**Problem details**
Locate each line containing the string "PROPOSED" and copy it out.

**Dataset content**
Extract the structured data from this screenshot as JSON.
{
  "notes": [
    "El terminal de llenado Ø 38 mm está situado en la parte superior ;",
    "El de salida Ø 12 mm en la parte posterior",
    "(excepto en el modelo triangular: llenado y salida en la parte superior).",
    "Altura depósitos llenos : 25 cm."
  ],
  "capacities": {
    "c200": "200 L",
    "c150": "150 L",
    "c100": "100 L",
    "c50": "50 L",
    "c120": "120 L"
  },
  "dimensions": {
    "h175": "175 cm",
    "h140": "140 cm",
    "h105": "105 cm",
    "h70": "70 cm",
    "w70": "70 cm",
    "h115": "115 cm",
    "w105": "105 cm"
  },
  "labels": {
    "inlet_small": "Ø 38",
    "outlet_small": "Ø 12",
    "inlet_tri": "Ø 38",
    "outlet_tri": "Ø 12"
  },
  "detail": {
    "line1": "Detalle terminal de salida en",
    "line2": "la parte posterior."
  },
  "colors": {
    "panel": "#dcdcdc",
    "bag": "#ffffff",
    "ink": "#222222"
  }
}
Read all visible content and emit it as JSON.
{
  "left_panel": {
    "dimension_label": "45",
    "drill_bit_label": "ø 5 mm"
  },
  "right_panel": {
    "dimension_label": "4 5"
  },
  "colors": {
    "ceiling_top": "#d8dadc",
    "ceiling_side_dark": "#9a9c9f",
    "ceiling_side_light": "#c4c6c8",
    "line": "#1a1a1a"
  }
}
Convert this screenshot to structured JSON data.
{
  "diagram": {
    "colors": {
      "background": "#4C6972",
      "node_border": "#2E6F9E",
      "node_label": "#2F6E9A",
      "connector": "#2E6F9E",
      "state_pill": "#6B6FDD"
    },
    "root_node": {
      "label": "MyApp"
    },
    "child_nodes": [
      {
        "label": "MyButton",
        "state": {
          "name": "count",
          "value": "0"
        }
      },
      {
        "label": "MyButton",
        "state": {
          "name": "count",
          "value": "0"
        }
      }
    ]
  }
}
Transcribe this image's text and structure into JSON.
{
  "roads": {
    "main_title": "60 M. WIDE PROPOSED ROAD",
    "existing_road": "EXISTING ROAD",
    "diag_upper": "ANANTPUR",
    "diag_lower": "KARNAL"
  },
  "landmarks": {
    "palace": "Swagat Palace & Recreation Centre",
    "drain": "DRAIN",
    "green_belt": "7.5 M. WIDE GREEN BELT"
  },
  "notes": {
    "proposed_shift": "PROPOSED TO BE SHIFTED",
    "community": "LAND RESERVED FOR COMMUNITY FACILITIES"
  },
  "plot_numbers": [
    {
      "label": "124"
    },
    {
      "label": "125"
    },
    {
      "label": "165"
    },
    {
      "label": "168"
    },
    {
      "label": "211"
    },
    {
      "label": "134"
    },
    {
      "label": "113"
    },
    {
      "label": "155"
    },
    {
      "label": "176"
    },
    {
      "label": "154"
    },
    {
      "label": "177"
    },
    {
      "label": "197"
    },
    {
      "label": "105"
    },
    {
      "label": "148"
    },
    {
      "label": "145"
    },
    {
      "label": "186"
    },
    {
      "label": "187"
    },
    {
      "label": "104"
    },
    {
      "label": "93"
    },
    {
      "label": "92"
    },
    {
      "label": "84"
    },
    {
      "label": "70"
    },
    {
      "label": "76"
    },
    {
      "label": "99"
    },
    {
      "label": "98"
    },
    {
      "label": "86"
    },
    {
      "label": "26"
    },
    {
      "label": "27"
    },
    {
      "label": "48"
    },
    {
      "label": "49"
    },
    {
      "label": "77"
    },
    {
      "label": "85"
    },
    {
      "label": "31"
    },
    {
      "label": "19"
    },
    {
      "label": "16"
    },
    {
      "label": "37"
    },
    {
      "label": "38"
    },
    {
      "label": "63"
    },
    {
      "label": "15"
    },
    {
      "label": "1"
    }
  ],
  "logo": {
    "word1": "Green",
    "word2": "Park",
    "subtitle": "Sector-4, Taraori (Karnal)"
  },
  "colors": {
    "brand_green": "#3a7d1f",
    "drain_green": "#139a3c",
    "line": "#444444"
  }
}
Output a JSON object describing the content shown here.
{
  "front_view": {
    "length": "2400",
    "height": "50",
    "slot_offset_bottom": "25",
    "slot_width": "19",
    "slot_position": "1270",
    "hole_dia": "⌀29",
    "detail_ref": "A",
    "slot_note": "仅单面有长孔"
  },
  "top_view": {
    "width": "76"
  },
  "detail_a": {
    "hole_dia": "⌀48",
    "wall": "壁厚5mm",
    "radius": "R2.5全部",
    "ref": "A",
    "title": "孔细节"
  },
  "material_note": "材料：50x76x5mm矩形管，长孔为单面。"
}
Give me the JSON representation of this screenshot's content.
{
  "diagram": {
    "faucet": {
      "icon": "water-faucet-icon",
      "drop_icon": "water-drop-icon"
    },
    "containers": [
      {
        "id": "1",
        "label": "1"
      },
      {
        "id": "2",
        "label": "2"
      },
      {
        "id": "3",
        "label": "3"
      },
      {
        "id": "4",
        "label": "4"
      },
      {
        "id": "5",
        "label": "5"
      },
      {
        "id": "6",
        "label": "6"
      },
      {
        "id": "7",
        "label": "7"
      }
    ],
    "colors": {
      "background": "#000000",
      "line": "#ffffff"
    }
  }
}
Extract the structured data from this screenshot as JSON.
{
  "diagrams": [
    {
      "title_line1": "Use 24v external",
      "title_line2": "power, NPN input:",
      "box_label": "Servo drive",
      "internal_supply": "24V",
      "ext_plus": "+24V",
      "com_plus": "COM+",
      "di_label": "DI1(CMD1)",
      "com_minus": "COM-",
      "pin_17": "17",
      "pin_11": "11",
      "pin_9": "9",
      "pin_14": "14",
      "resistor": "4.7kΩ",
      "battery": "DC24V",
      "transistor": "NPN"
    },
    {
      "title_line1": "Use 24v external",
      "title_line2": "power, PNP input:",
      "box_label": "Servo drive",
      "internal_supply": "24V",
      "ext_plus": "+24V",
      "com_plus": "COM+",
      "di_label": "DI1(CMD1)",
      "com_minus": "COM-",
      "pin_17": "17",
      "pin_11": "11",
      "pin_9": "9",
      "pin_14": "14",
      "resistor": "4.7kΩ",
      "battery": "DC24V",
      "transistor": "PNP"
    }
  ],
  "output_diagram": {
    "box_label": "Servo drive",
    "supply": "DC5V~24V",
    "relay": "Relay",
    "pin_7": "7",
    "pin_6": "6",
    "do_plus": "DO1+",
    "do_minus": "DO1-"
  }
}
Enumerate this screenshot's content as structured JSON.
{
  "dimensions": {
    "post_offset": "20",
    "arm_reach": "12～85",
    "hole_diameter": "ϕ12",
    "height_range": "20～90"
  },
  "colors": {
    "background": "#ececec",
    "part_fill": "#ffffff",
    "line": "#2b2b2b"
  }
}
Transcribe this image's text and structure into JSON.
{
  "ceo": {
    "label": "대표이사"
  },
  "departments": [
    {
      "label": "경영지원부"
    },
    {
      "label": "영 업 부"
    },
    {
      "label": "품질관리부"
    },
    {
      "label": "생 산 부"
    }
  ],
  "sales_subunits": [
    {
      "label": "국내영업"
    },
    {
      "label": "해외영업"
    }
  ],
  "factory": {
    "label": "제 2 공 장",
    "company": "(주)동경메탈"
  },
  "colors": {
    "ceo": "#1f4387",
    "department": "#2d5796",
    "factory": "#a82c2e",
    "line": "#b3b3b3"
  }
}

**Response below**
    "main_title": "60 M. WIDE PROPOSED ROAD",
    "proposed_shift": "PROPOSED TO BE SHIFTED",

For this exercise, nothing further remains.